All lines in the data bearing the string "name" should be identified and copied.
──────── GIVEN RECORDS
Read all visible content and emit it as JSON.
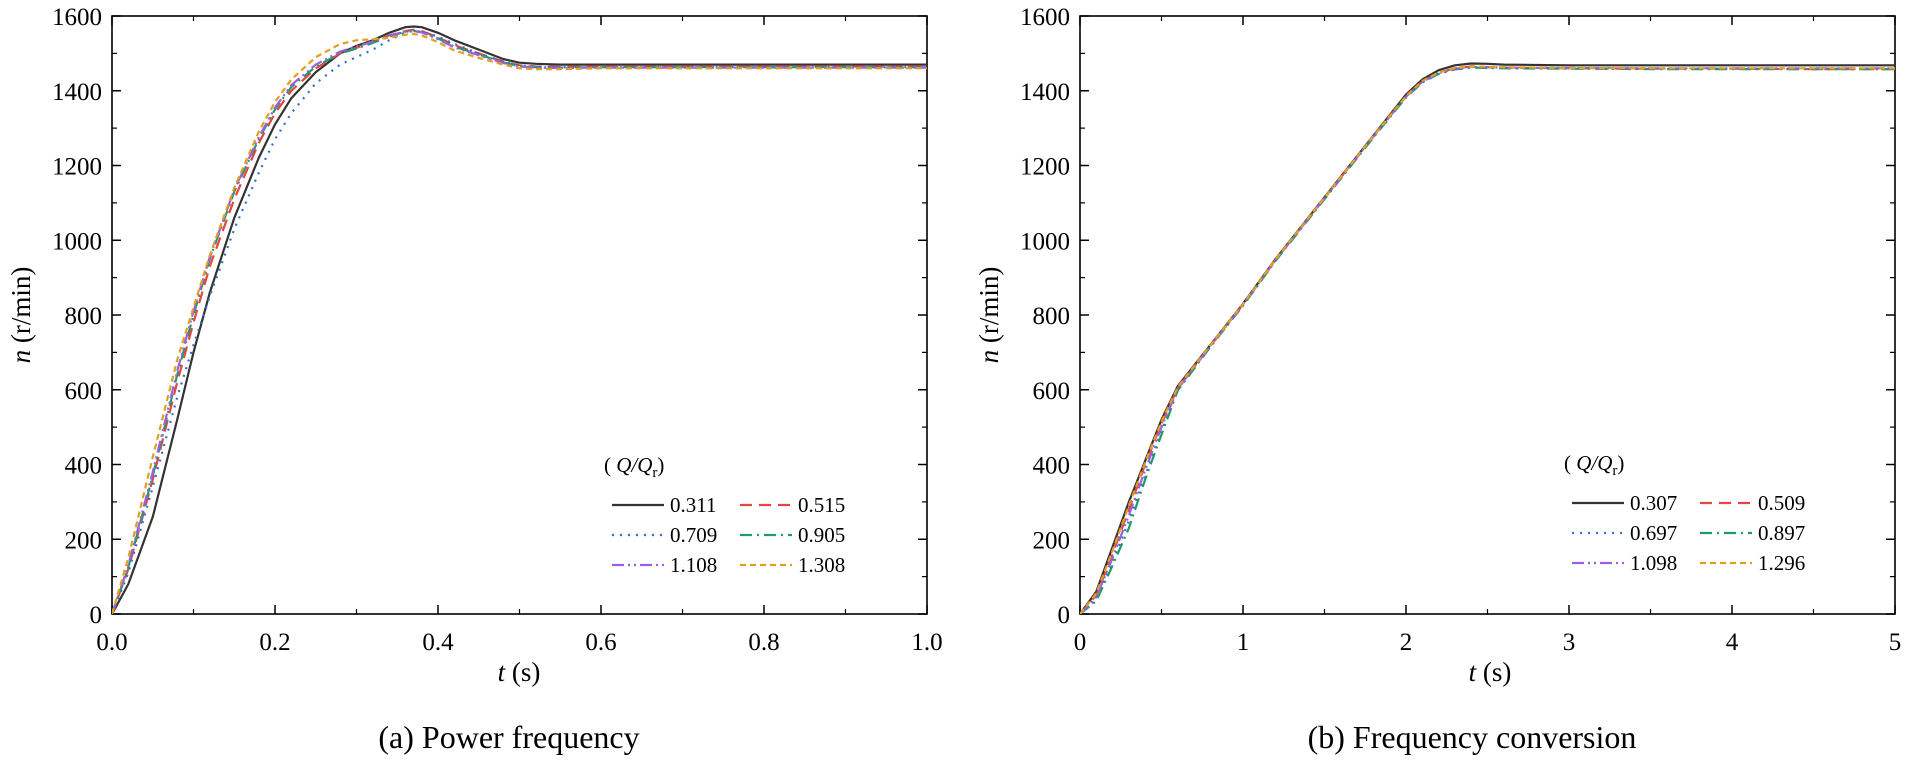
{
  "chart_data": [
    {
      "type": "line",
      "caption": "(a) Power frequency",
      "xlabel_var": "t",
      "xlabel_unit": " (s)",
      "ylabel_var": "n",
      "ylabel_unit": " (r/min)",
      "xlim": [
        0,
        1.0
      ],
      "ylim": [
        0,
        1600
      ],
      "xticks": [
        "0.0",
        "0.2",
        "0.4",
        "0.6",
        "0.8",
        "1.0"
      ],
      "yticks": [
        "0",
        "200",
        "400",
        "600",
        "800",
        "1000",
        "1200",
        "1400",
        "1600"
      ],
      "grid": false,
      "legend_position": "bottom-right",
      "legend_title_var": "Q/Q",
      "legend_title_sub": "r",
      "series": [
        {
          "name": "0.311",
          "color": "#333333",
          "dash": "solid",
          "x": [
            0,
            0.02,
            0.05,
            0.08,
            0.1,
            0.12,
            0.15,
            0.18,
            0.2,
            0.22,
            0.25,
            0.28,
            0.3,
            0.32,
            0.34,
            0.36,
            0.37,
            0.38,
            0.4,
            0.42,
            0.45,
            0.48,
            0.5,
            0.52,
            0.55,
            0.6,
            0.7,
            0.8,
            0.9,
            1.0
          ],
          "y": [
            0,
            80,
            260,
            520,
            700,
            860,
            1060,
            1220,
            1310,
            1380,
            1450,
            1500,
            1520,
            1535,
            1555,
            1570,
            1572,
            1570,
            1555,
            1535,
            1510,
            1485,
            1475,
            1472,
            1470,
            1470,
            1470,
            1470,
            1470,
            1470
          ]
        },
        {
          "name": "0.515",
          "color": "#e8453c",
          "dash": "dashed",
          "x": [
            0,
            0.02,
            0.05,
            0.08,
            0.1,
            0.12,
            0.15,
            0.18,
            0.2,
            0.22,
            0.25,
            0.28,
            0.3,
            0.32,
            0.34,
            0.36,
            0.37,
            0.38,
            0.4,
            0.42,
            0.45,
            0.48,
            0.5,
            0.52,
            0.55,
            0.6,
            0.7,
            0.8,
            0.9,
            1.0
          ],
          "y": [
            0,
            120,
            360,
            620,
            780,
            930,
            1110,
            1260,
            1340,
            1400,
            1460,
            1500,
            1515,
            1530,
            1548,
            1560,
            1563,
            1560,
            1543,
            1522,
            1500,
            1478,
            1468,
            1465,
            1464,
            1465,
            1465,
            1465,
            1465,
            1465
          ]
        },
        {
          "name": "0.709",
          "color": "#2a6fd8",
          "dash": "dotted",
          "x": [
            0,
            0.02,
            0.05,
            0.08,
            0.1,
            0.12,
            0.15,
            0.18,
            0.2,
            0.22,
            0.25,
            0.28,
            0.3,
            0.32,
            0.34,
            0.36,
            0.37,
            0.38,
            0.4,
            0.42,
            0.45,
            0.48,
            0.5,
            0.52,
            0.55,
            0.6,
            0.7,
            0.8,
            0.9,
            1.0
          ],
          "y": [
            0,
            110,
            340,
            580,
            720,
            850,
            1030,
            1180,
            1270,
            1340,
            1420,
            1470,
            1490,
            1510,
            1535,
            1556,
            1560,
            1558,
            1545,
            1525,
            1500,
            1478,
            1468,
            1464,
            1463,
            1463,
            1463,
            1463,
            1463,
            1463
          ]
        },
        {
          "name": "0.905",
          "color": "#1f9a6a",
          "dash": "dashdot",
          "x": [
            0,
            0.02,
            0.05,
            0.08,
            0.1,
            0.12,
            0.15,
            0.18,
            0.2,
            0.22,
            0.25,
            0.28,
            0.3,
            0.32,
            0.34,
            0.36,
            0.37,
            0.38,
            0.4,
            0.42,
            0.45,
            0.48,
            0.5,
            0.52,
            0.55,
            0.6,
            0.7,
            0.8,
            0.9,
            1.0
          ],
          "y": [
            0,
            125,
            370,
            640,
            800,
            950,
            1130,
            1270,
            1350,
            1410,
            1465,
            1500,
            1513,
            1528,
            1545,
            1558,
            1560,
            1557,
            1540,
            1518,
            1497,
            1476,
            1466,
            1463,
            1462,
            1463,
            1463,
            1463,
            1463,
            1463
          ]
        },
        {
          "name": "1.108",
          "color": "#9b5fe0",
          "dash": "dashdotdot",
          "x": [
            0,
            0.02,
            0.05,
            0.08,
            0.1,
            0.12,
            0.15,
            0.18,
            0.2,
            0.22,
            0.25,
            0.28,
            0.3,
            0.32,
            0.34,
            0.36,
            0.37,
            0.38,
            0.4,
            0.42,
            0.45,
            0.48,
            0.5,
            0.52,
            0.55,
            0.6,
            0.7,
            0.8,
            0.9,
            1.0
          ],
          "y": [
            0,
            130,
            380,
            650,
            810,
            955,
            1135,
            1275,
            1355,
            1415,
            1470,
            1505,
            1518,
            1532,
            1548,
            1558,
            1560,
            1556,
            1538,
            1516,
            1495,
            1474,
            1465,
            1462,
            1461,
            1462,
            1462,
            1462,
            1462,
            1462
          ]
        },
        {
          "name": "1.308",
          "color": "#e0a020",
          "dash": "shortdash",
          "x": [
            0,
            0.02,
            0.05,
            0.08,
            0.1,
            0.12,
            0.15,
            0.18,
            0.2,
            0.22,
            0.25,
            0.28,
            0.3,
            0.32,
            0.34,
            0.36,
            0.37,
            0.38,
            0.4,
            0.42,
            0.45,
            0.48,
            0.5,
            0.52,
            0.55,
            0.6,
            0.7,
            0.8,
            0.9,
            1.0
          ],
          "y": [
            0,
            150,
            420,
            680,
            820,
            960,
            1140,
            1290,
            1370,
            1430,
            1490,
            1525,
            1535,
            1538,
            1542,
            1550,
            1552,
            1548,
            1530,
            1508,
            1488,
            1470,
            1460,
            1458,
            1458,
            1460,
            1460,
            1460,
            1460,
            1460
          ]
        }
      ]
    },
    {
      "type": "line",
      "caption": "(b) Frequency conversion",
      "xlabel_var": "t",
      "xlabel_unit": " (s)",
      "ylabel_var": "n",
      "ylabel_unit": " (r/min)",
      "xlim": [
        0,
        5
      ],
      "ylim": [
        0,
        1600
      ],
      "xticks": [
        "0",
        "1",
        "2",
        "3",
        "4",
        "5"
      ],
      "yticks": [
        "0",
        "200",
        "400",
        "600",
        "800",
        "1000",
        "1200",
        "1400",
        "1600"
      ],
      "grid": false,
      "legend_position": "bottom-right",
      "legend_title_var": "Q/Q",
      "legend_title_sub": "r",
      "series": [
        {
          "name": "0.307",
          "color": "#333333",
          "dash": "solid",
          "x": [
            0,
            0.1,
            0.2,
            0.3,
            0.4,
            0.5,
            0.6,
            0.8,
            1.0,
            1.2,
            1.4,
            1.6,
            1.8,
            2.0,
            2.1,
            2.2,
            2.3,
            2.4,
            2.5,
            2.6,
            3.0,
            3.5,
            4.0,
            4.5,
            5.0
          ],
          "y": [
            0,
            60,
            180,
            300,
            410,
            520,
            610,
            720,
            830,
            950,
            1060,
            1170,
            1280,
            1390,
            1430,
            1455,
            1468,
            1473,
            1472,
            1470,
            1468,
            1468,
            1468,
            1468,
            1468
          ]
        },
        {
          "name": "0.509",
          "color": "#e8453c",
          "dash": "dashed",
          "x": [
            0,
            0.1,
            0.2,
            0.3,
            0.4,
            0.5,
            0.6,
            0.8,
            1.0,
            1.2,
            1.4,
            1.6,
            1.8,
            2.0,
            2.1,
            2.2,
            2.3,
            2.4,
            2.5,
            2.6,
            3.0,
            3.5,
            4.0,
            4.5,
            5.0
          ],
          "y": [
            0,
            50,
            160,
            280,
            400,
            510,
            605,
            718,
            828,
            948,
            1058,
            1168,
            1278,
            1385,
            1425,
            1448,
            1460,
            1465,
            1463,
            1462,
            1460,
            1459,
            1459,
            1458,
            1458
          ]
        },
        {
          "name": "0.697",
          "color": "#2a6fd8",
          "dash": "dotted",
          "x": [
            0,
            0.1,
            0.2,
            0.3,
            0.4,
            0.5,
            0.6,
            0.8,
            1.0,
            1.2,
            1.4,
            1.6,
            1.8,
            2.0,
            2.1,
            2.2,
            2.3,
            2.4,
            2.5,
            2.6,
            3.0,
            3.5,
            4.0,
            4.5,
            5.0
          ],
          "y": [
            0,
            40,
            140,
            250,
            370,
            490,
            600,
            716,
            826,
            946,
            1056,
            1166,
            1276,
            1383,
            1423,
            1446,
            1458,
            1463,
            1462,
            1461,
            1460,
            1459,
            1459,
            1459,
            1459
          ]
        },
        {
          "name": "0.897",
          "color": "#1f9a6a",
          "dash": "dashdot",
          "x": [
            0,
            0.1,
            0.2,
            0.3,
            0.4,
            0.5,
            0.6,
            0.8,
            1.0,
            1.2,
            1.4,
            1.6,
            1.8,
            2.0,
            2.1,
            2.2,
            2.3,
            2.4,
            2.5,
            2.6,
            3.0,
            3.5,
            4.0,
            4.5,
            5.0
          ],
          "y": [
            0,
            35,
            130,
            230,
            360,
            480,
            598,
            715,
            825,
            945,
            1055,
            1165,
            1275,
            1382,
            1422,
            1445,
            1457,
            1462,
            1461,
            1460,
            1459,
            1458,
            1458,
            1458,
            1458
          ]
        },
        {
          "name": "1.098",
          "color": "#9b5fe0",
          "dash": "dashdotdot",
          "x": [
            0,
            0.1,
            0.2,
            0.3,
            0.4,
            0.5,
            0.6,
            0.8,
            1.0,
            1.2,
            1.4,
            1.6,
            1.8,
            2.0,
            2.1,
            2.2,
            2.3,
            2.4,
            2.5,
            2.6,
            3.0,
            3.5,
            4.0,
            4.5,
            5.0
          ],
          "y": [
            0,
            45,
            150,
            265,
            385,
            500,
            602,
            717,
            827,
            947,
            1057,
            1167,
            1277,
            1384,
            1424,
            1447,
            1459,
            1464,
            1463,
            1462,
            1461,
            1460,
            1460,
            1460,
            1460
          ]
        },
        {
          "name": "1.296",
          "color": "#e0a020",
          "dash": "shortdash",
          "x": [
            0,
            0.1,
            0.2,
            0.3,
            0.4,
            0.5,
            0.6,
            0.8,
            1.0,
            1.2,
            1.4,
            1.6,
            1.8,
            2.0,
            2.1,
            2.2,
            2.3,
            2.4,
            2.5,
            2.6,
            3.0,
            3.5,
            4.0,
            4.5,
            5.0
          ],
          "y": [
            0,
            55,
            170,
            290,
            405,
            515,
            607,
            719,
            829,
            949,
            1059,
            1169,
            1279,
            1386,
            1426,
            1449,
            1461,
            1466,
            1464,
            1463,
            1461,
            1460,
            1460,
            1460,
            1460
          ]
        }
      ]
    }
  ]
}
────────────────
WRITTEN SOLUTION ::
          "name": "0.311",
          "name": "0.515",
          "name": "0.709",
          "name": "0.905",
          "name": "1.108",
          "name": "1.308",
          "name": "0.307",
          "name": "0.509",
          "name": "0.697",
          "name": "0.897",
          "name": "1.098",
          "name": "1.296",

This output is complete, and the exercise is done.